LISTE DES CONSIGNES:
(1) Transcrivez tout ce qui va de « Le 4 juin dernier, paraissait » jusqu'à « positionnement des rappeurs. » dans l'article sur la vidéo d'Usul consacrée au rap.
(2) Répondez à ces questions d'après l'article sur la vidéo d'Usul consacrée au rap :
(a) Quel jour la vidéo a-t-elle paru sur la chaîne YouTube de Médiapart ?
(b) Avec quel rappeur Calbo formait-il le groupe Arsenik ?
(c) À quelle date le concert mythique du Secteur A a-t-il eu lieu ?
(3) Prolongez l'article sur la vidéo d'Usul consacrée au rap à partir de sa dernière phrase.

TEXTE FOURNI:
========================================================================

Cet article fut réalisé avec le soutien de l’auteure et philosophe Benjamine Weill qui a synthétisé, mis en forme et problematisé le ressenti de la rédaction et sa communauté à la vision du dernier « Ouvrez les Guillemets » par Usul, dédié au rap et tourné à Lyon.
Le 4 juin dernier, paraissait sur la chaîne youtube de Médiapart une vidéo réalisée par Usul, dans le cadre de sa série Ouvrez les guillemets intitulée : Qui prétend faire du rap sans prendre position ? Reprenant ainsi la phase désormais célèbre du rappeur Calbo dans Boxe avec les mots de 1998, alors qu’il formait avec Lino le groupe Arsenik, le titre laisse penser qu’il s’agira d’une enquête sur le positionnement des rappeurs.
Or, très vite, dès l’introduction de la vidéo, le propos est un peu à côté. Les réalisateurs de la vidéo s’essayent au rap de manière assez caricaturale, induisant ainsi qu’il s’agirait d’un genre facile et à la portée de chacun (pas besoin d’avoir du flow et une plume acérée, juste de savoir faire des jeux de mots aisés et galvaudés) et interrogent si « le rap part vraiment en couilles » surfant sur la phase de Gynéco de 1996 : « si le rap part en couilles, je lui prête mes boules ». Déjà, le malaise s’immisce. L’association entre Arsenik et Gynéco sur ces deux points est déjà en soi malheureuse. Bien que l’un et l’autre fassent partie à la fin des années 90 du Secteur A (et le concert mythique du 22 mai 1998, reformé pour l’occasion le 22 mai dernier), ils n’en demeurent pas moins très différents dans leur positionnement justement. Alors que le positionnement de Gynéco est clairement et de manière affichée d’intégrer le corpus de la variété française, celui d’Arsenik consiste à faire valoir une prise de parole pour ceux qui en sont exclus. Autrement dit, déjà leurs démarches sont bien différentes et se retrouvent ici mélangées par un heureux hasard qui vient soutenir le propos des intervenants : c’était mieux avant, à l’époque bénie du rap dit « conscient ».

========================================================================

LIGNES ENREGISTRÉES:
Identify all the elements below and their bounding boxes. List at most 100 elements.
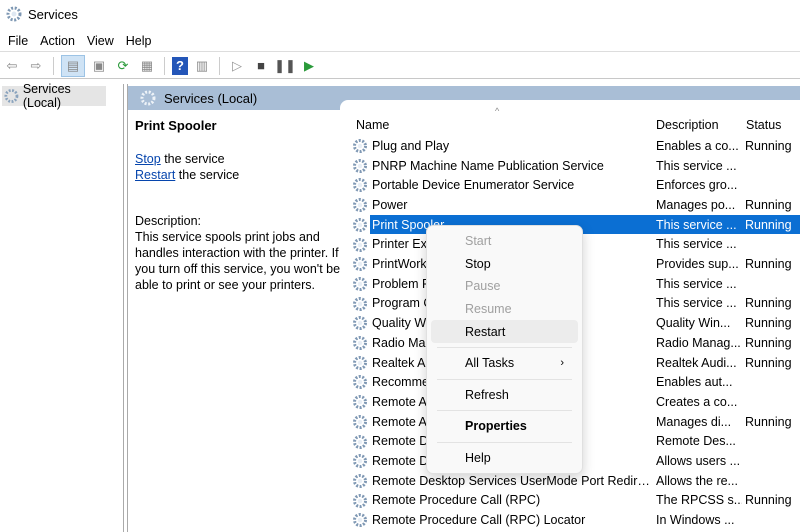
menu-item-pause: Pause bbox=[431, 275, 578, 298]
toolbar-divider bbox=[53, 56, 54, 75]
sort-arrow-icon: ^ bbox=[495, 106, 500, 116]
toolbar-divider bbox=[164, 56, 165, 75]
menu-item-label: Help bbox=[465, 451, 491, 466]
window-title: Services bbox=[28, 6, 78, 22]
menu-item-refresh[interactable]: Refresh bbox=[431, 384, 578, 407]
service-description: Enables aut... bbox=[656, 375, 733, 390]
export-icon[interactable]: ▦ bbox=[137, 56, 157, 76]
service-gear-icon bbox=[353, 434, 367, 449]
service-gear-icon bbox=[353, 178, 367, 193]
service-description: Realtek Audi... bbox=[656, 355, 737, 370]
menu-separator bbox=[437, 410, 572, 412]
service-gear-icon bbox=[353, 473, 367, 488]
pane-title: Services (Local) bbox=[164, 90, 258, 106]
service-name: Remote Desktop Services UserMode Port Re… bbox=[372, 473, 654, 488]
menu-item-label: All Tasks bbox=[465, 356, 515, 371]
menu-help[interactable]: Help bbox=[120, 30, 158, 51]
menu-view[interactable]: View bbox=[81, 30, 120, 51]
column-header-description[interactable]: Description bbox=[656, 118, 719, 132]
console-tree: Services (Local) bbox=[0, 82, 124, 532]
service-gear-icon bbox=[353, 276, 367, 291]
context-menu: Start Stop Pause Resume Restart All Tasks › Ref… bbox=[426, 225, 583, 474]
menu-item-label: Restart bbox=[465, 324, 506, 339]
menu-separator bbox=[437, 378, 572, 380]
menu-item-all-tasks[interactable]: All Tasks › bbox=[431, 352, 578, 375]
menu-item-label: Refresh bbox=[465, 387, 509, 402]
menu-file[interactable]: File bbox=[2, 30, 34, 51]
service-status: Running bbox=[745, 138, 792, 153]
toolbar-divider bbox=[219, 56, 220, 75]
service-gear-icon bbox=[353, 493, 367, 508]
description-text: This service spools print jobs and handl… bbox=[135, 230, 341, 292]
service-gear-icon bbox=[353, 454, 367, 469]
console-tree-icon[interactable]: ▤ bbox=[61, 54, 85, 77]
service-description: Remote Des... bbox=[656, 434, 736, 449]
menu-item-resume: Resume bbox=[431, 298, 578, 321]
menu-item-stop[interactable]: Stop bbox=[431, 253, 578, 276]
menu-item-label: Start bbox=[465, 234, 492, 249]
service-description: This service ... bbox=[656, 296, 737, 311]
service-gear-icon bbox=[353, 217, 367, 232]
service-description: Manages di... bbox=[656, 414, 732, 429]
tree-item-label: Services (Local) bbox=[22, 82, 71, 110]
action-pane-icon[interactable]: ▥ bbox=[192, 56, 212, 76]
column-header-status[interactable]: Status bbox=[746, 118, 781, 132]
service-gear-icon bbox=[353, 336, 367, 350]
service-gear-icon bbox=[353, 414, 367, 429]
services-gear-icon bbox=[140, 90, 156, 106]
back-icon[interactable]: ⇦ bbox=[2, 56, 22, 76]
tree-item-services-local[interactable]: Services (Local) bbox=[2, 82, 106, 110]
service-name: Power bbox=[372, 197, 408, 212]
stop-icon[interactable]: ■ bbox=[251, 56, 271, 76]
services-gear-icon bbox=[4, 89, 19, 103]
service-description: Provides sup... bbox=[656, 257, 739, 272]
restart-service-link[interactable]: Restart bbox=[135, 168, 175, 182]
services-gear-icon bbox=[6, 6, 22, 22]
pause-icon[interactable]: ❚❚ bbox=[274, 56, 296, 76]
service-gear-icon bbox=[353, 296, 367, 311]
service-description: Allows users ... bbox=[656, 454, 741, 469]
chevron-right-icon: › bbox=[560, 357, 564, 370]
refresh-icon[interactable]: ⟳ bbox=[113, 56, 133, 76]
description-label: Description: bbox=[135, 214, 201, 228]
help-icon[interactable]: ? bbox=[172, 56, 188, 75]
service-gear-icon bbox=[353, 513, 367, 528]
menu-item-label: Stop bbox=[465, 256, 491, 271]
table-row[interactable]: Remote Procedure Call (RPC) Locator In Wi… bbox=[352, 510, 800, 530]
table-row[interactable]: Remote Procedure Call (RPC) The RPCSS s..… bbox=[352, 491, 800, 511]
menu-item-restart[interactable]: Restart bbox=[431, 320, 578, 343]
service-name: Plug and Play bbox=[372, 138, 450, 153]
service-name-heading: Print Spooler bbox=[135, 118, 217, 133]
service-description: This service ... bbox=[656, 217, 737, 232]
stop-service-link[interactable]: Stop bbox=[135, 152, 161, 166]
table-row[interactable]: Portable Device Enumerator Service Enforc… bbox=[352, 175, 800, 195]
service-gear-icon bbox=[353, 355, 367, 370]
service-gear-icon bbox=[353, 158, 367, 173]
column-header-name[interactable]: Name bbox=[356, 118, 389, 132]
menu-item-label: Resume bbox=[465, 302, 512, 317]
table-row[interactable]: Plug and Play Enables a co... Running bbox=[352, 136, 800, 156]
menu-item-help[interactable]: Help bbox=[431, 447, 578, 470]
service-gear-icon bbox=[353, 198, 367, 213]
service-name: PNRP Machine Name Publication Service bbox=[372, 158, 604, 173]
table-row[interactable]: PNRP Machine Name Publication Service Thi… bbox=[352, 156, 800, 176]
service-description: Creates a co... bbox=[656, 394, 738, 409]
service-description: Allows the re... bbox=[656, 473, 738, 488]
menu-item-properties[interactable]: Properties bbox=[431, 415, 578, 438]
resume-icon[interactable]: ▶ bbox=[299, 56, 319, 76]
list-header: ^ Name Description Status bbox=[340, 106, 800, 134]
toolbar: ⇦ ⇨ ▤ ▣ ⟳ ▦ ? ▥ ▷ ■ ❚❚ ▶ bbox=[0, 53, 800, 79]
start-icon[interactable]: ▷ bbox=[227, 56, 247, 76]
service-gear-icon bbox=[353, 375, 367, 390]
service-name: Portable Device Enumerator Service bbox=[372, 178, 575, 193]
service-gear-icon bbox=[353, 237, 367, 252]
service-description: The RPCSS s... bbox=[656, 493, 742, 508]
service-status: Running bbox=[745, 493, 792, 508]
menu-separator bbox=[437, 346, 572, 348]
menu-action[interactable]: Action bbox=[34, 30, 81, 51]
service-description: This service ... bbox=[656, 276, 737, 291]
table-row[interactable]: Power Manages po... Running bbox=[352, 195, 800, 215]
forward-icon[interactable]: ⇨ bbox=[26, 56, 46, 76]
properties-icon[interactable]: ▣ bbox=[89, 56, 109, 76]
service-description: This service ... bbox=[656, 158, 737, 173]
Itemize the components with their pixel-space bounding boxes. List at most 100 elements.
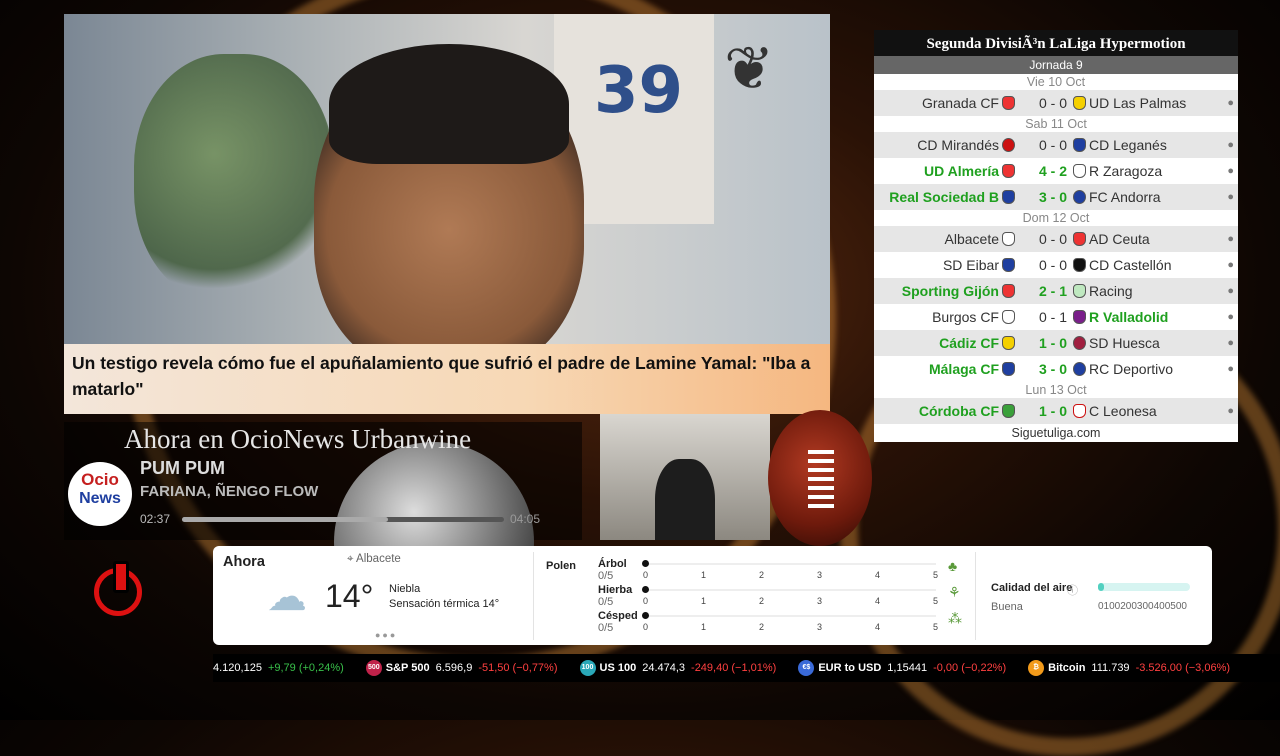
- football-graphic: [768, 410, 872, 546]
- temperature: 14°: [325, 578, 374, 614]
- map-pin-icon[interactable]: ●: [1227, 158, 1234, 184]
- map-pin-icon[interactable]: ●: [1227, 304, 1234, 330]
- webcam-feed: [600, 414, 770, 540]
- ticker-item[interactable]: 100 US 100 24.474,3 -249,40 (−1,01%): [579, 654, 777, 682]
- pollen-label: Polen: [546, 560, 576, 572]
- match-row[interactable]: UD Almería 4 - 2R Zaragoza ●: [874, 158, 1238, 184]
- news-photo: 39 ❦: [64, 14, 830, 344]
- ticker-change: -51,50 (−0,77%): [478, 662, 558, 674]
- match-row[interactable]: Málaga CF 3 - 0 RC Deportivo ●: [874, 356, 1238, 382]
- ticker-name: EUR to USD: [818, 662, 882, 674]
- pollen-value: 0/5: [598, 622, 614, 634]
- home-team: Sporting Gijón: [902, 278, 1018, 304]
- location-pin-icon: ⌖: [347, 553, 357, 565]
- team-crest-icon: [1002, 190, 1015, 204]
- league-footer-link[interactable]: Siguetuliga.com: [874, 424, 1238, 442]
- ticker-change: -249,40 (−1,01%): [691, 662, 777, 674]
- home-team: CD Mirandés: [917, 132, 1018, 158]
- ticker-badge-icon: 100: [579, 660, 596, 677]
- jersey-number: 39: [594, 54, 684, 128]
- match-row[interactable]: Granada CF 0 - 0 UD Las Palmas ●: [874, 90, 1238, 116]
- map-pin-icon[interactable]: ●: [1227, 132, 1234, 158]
- ticker-item[interactable]: €$ EUR to USD 1,15441 -0,00 (−0,22%): [798, 654, 1006, 682]
- map-pin-icon[interactable]: ●: [1227, 356, 1234, 382]
- progress-fill: [182, 517, 389, 522]
- power-button[interactable]: [94, 561, 142, 616]
- scale-tick: 4: [875, 622, 881, 632]
- match-row[interactable]: Córdoba CF 1 - 0C Leonesa ●: [874, 398, 1238, 424]
- ticker-item[interactable]: 4.120,125 +9,79 (+0,24%): [213, 654, 344, 682]
- pollen-row-grass: Hierba 0/5 0 1 2 3 4 5 ⚘: [598, 584, 968, 610]
- match-row[interactable]: Albacete 0 - 0 AD Ceuta ●: [874, 226, 1238, 252]
- logo-text-ocio: Ocio: [81, 470, 119, 489]
- team-crest-icon: [1073, 164, 1086, 178]
- match-row[interactable]: SD Eibar 0 - 0 CD Castellón ●: [874, 252, 1238, 278]
- market-ticker: 4.120,125 +9,79 (+0,24%) 500 S&P 500 6.596,9…: [213, 654, 1280, 682]
- ticker-change: -0,00 (−0,22%): [933, 662, 1007, 674]
- scale-tick: 3: [817, 570, 823, 580]
- ticker-name: Bitcoin: [1048, 662, 1086, 674]
- away-team: R Valladolid: [1070, 304, 1168, 330]
- home-team: Málaga CF: [929, 356, 1018, 382]
- map-pin-icon[interactable]: ●: [1227, 278, 1234, 304]
- ticker-badge-icon: ₿: [1028, 660, 1045, 677]
- home-team: Córdoba CF: [919, 398, 1018, 424]
- match-score: 1 - 0: [1038, 403, 1067, 419]
- match-row[interactable]: Cádiz CF 1 - 0 SD Huesca ●: [874, 330, 1238, 356]
- match-row[interactable]: Real Sociedad B 3 - 0 FC Andorra ●: [874, 184, 1238, 210]
- match-score: 3 - 0: [1038, 361, 1067, 377]
- pollen-value: 0/5: [598, 570, 614, 582]
- pollen-track: [646, 615, 936, 617]
- match-row[interactable]: Sporting Gijón 2 - 1 Racing ●: [874, 278, 1238, 304]
- map-pin-icon[interactable]: ●: [1227, 330, 1234, 356]
- map-pin-icon[interactable]: ●: [1227, 398, 1234, 424]
- away-team: R Zaragoza: [1070, 158, 1162, 184]
- pollen-marker: [642, 612, 649, 619]
- scale-tick: 2: [759, 570, 765, 580]
- team-crest-icon: [1073, 404, 1086, 418]
- home-team: UD Almería: [924, 158, 1018, 184]
- radio-player: Ahora en OcioNews Urbanwine Ocio News PU…: [64, 422, 582, 642]
- song-artist: FARIANA, ÑENGO FLOW: [140, 483, 319, 500]
- map-pin-icon[interactable]: ●: [1227, 226, 1234, 252]
- pollen-name: Árbol: [598, 558, 627, 570]
- ticker-value: 111.739: [1091, 662, 1130, 674]
- league-table: Segunda DivisiÃ³n LaLiga Hypermotion Jor…: [874, 30, 1238, 442]
- news-card[interactable]: 39 ❦ Un testigo revela cómo fue el apuña…: [64, 14, 830, 414]
- team-crest-icon: [1002, 404, 1015, 418]
- home-team: Real Sociedad B: [889, 184, 1018, 210]
- weather-location[interactable]: ⌖ Albacete: [347, 553, 401, 566]
- info-icon[interactable]: ⓘ: [1067, 582, 1078, 598]
- team-crest-icon: [1002, 96, 1015, 110]
- fog-cloud-icon: ☁: [267, 575, 307, 619]
- scale-tick: 1: [701, 570, 707, 580]
- away-team: CD Leganés: [1070, 132, 1167, 158]
- ticker-item[interactable]: ₿ Bitcoin 111.739 -3.526,00 (−3,06%): [1028, 654, 1230, 682]
- webcam-person: [655, 459, 715, 540]
- weather-now-label: Ahora: [223, 554, 265, 570]
- match-score: 0 - 0: [1038, 257, 1067, 273]
- map-pin-icon[interactable]: ●: [1227, 184, 1234, 210]
- ticker-change: -3.526,00 (−3,06%): [1135, 662, 1231, 674]
- team-crest-icon: [1002, 284, 1015, 298]
- team-crest-icon: [1073, 362, 1086, 376]
- away-team: SD Huesca: [1070, 330, 1160, 356]
- map-pin-icon[interactable]: ●: [1227, 252, 1234, 278]
- news-headline[interactable]: Un testigo revela cómo fue el apuñalamie…: [64, 344, 830, 414]
- ticker-item[interactable]: 500 S&P 500 6.596,9 -51,50 (−0,77%): [365, 654, 558, 682]
- progress-bar[interactable]: [182, 517, 504, 522]
- carousel-dots[interactable]: ●●●: [375, 630, 397, 640]
- match-row[interactable]: CD Mirandés 0 - 0 CD Leganés ●: [874, 132, 1238, 158]
- map-pin-icon[interactable]: ●: [1227, 90, 1234, 116]
- ticker-badge-icon: 500: [365, 660, 382, 677]
- total-time: 04:05: [510, 512, 541, 526]
- home-team: Granada CF: [922, 90, 1018, 116]
- tree-icon: ♣: [948, 558, 958, 574]
- logo-text-news: News: [79, 490, 121, 507]
- scale-tick: 5: [933, 622, 939, 632]
- match-row[interactable]: Burgos CF 0 - 1R Valladolid ●: [874, 304, 1238, 330]
- scale-tick: 5: [933, 570, 939, 580]
- home-team: SD Eibar: [943, 252, 1018, 278]
- day-header: Sab 11 Oct: [1025, 117, 1087, 131]
- power-icon: [113, 561, 129, 593]
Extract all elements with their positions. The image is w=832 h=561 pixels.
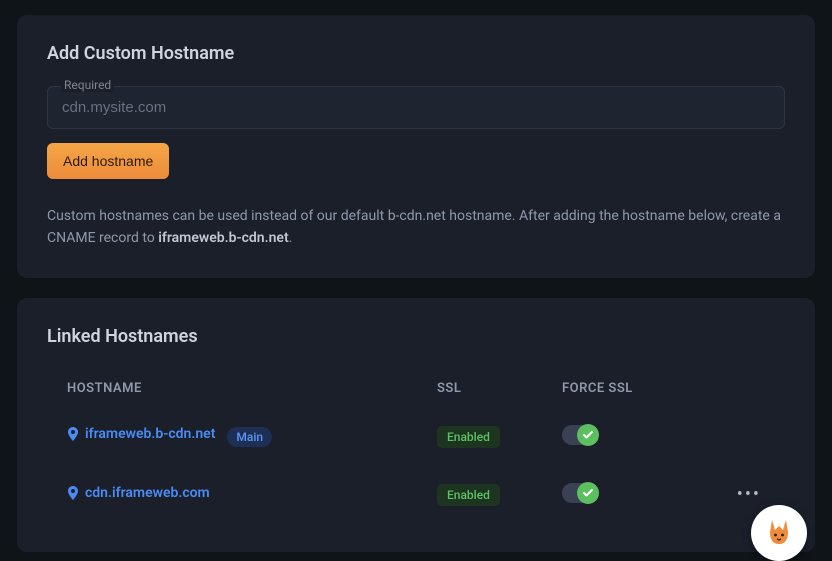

========================================================================

RÉPONSES AUX CONSIGNES:
(1)
Le 4 juin dernier, paraissait sur la chaîne youtube de Médiapart une vidéo réalisée par Usul, dans le cadre de sa série Ouvrez les guillemets intitulée : Qui prétend faire du rap sans prendre position ? Reprenant ainsi la phase désormais célèbre du rappeur Calbo dans Boxe avec les mots de 1998, alors qu’il formait avec Lino le groupe Arsenik, le titre laisse penser qu’il s’agira d’une enquête sur le positionnement des rappeurs.

(2)
(a) Le 4 juin.
(b) Avec Lino.
(c) Le 22 mai 1998.

(3)
Sauf que précisément, le rap conscient, mystifié par les « puristes » qui, pour la plupart étaient à peine nés dans les années 90 ou suçaient encore leur pouce en s’endormant dans les bras de leurs mères, n’était pas la seule voie possible à cette époque, loin de là. Déjà, parce que le rap, lorsqu’il arrive en France est d’abord un mode d’expression, d’émancipation qui ne se vit pas comme un engagement politique, contrairement à ce que la vidéo laisse entendre. Certains étaient engagés politiquement (Assassin avec le MIB notamment), avaient en effet « conscience du monde qui les entourait », mais de là à dire qu’ils étaient politisés, c’est un pas que seuls les incultes franchissent. Et c’est là que les choses se gâtent. Les propos tenus sont non seulement faux, mais induisent la jeune génération en erreur. Cette « époque bénie du rap conscient » n’est qu’une illusion pour ceux qui veulent définir le rap comme une prise de position purement politique et refusent de voir qu’il s’agit d’une culture, d’un mouvement à part entière qui ne se résume pas au rap, ni aux textes dits « engagés ».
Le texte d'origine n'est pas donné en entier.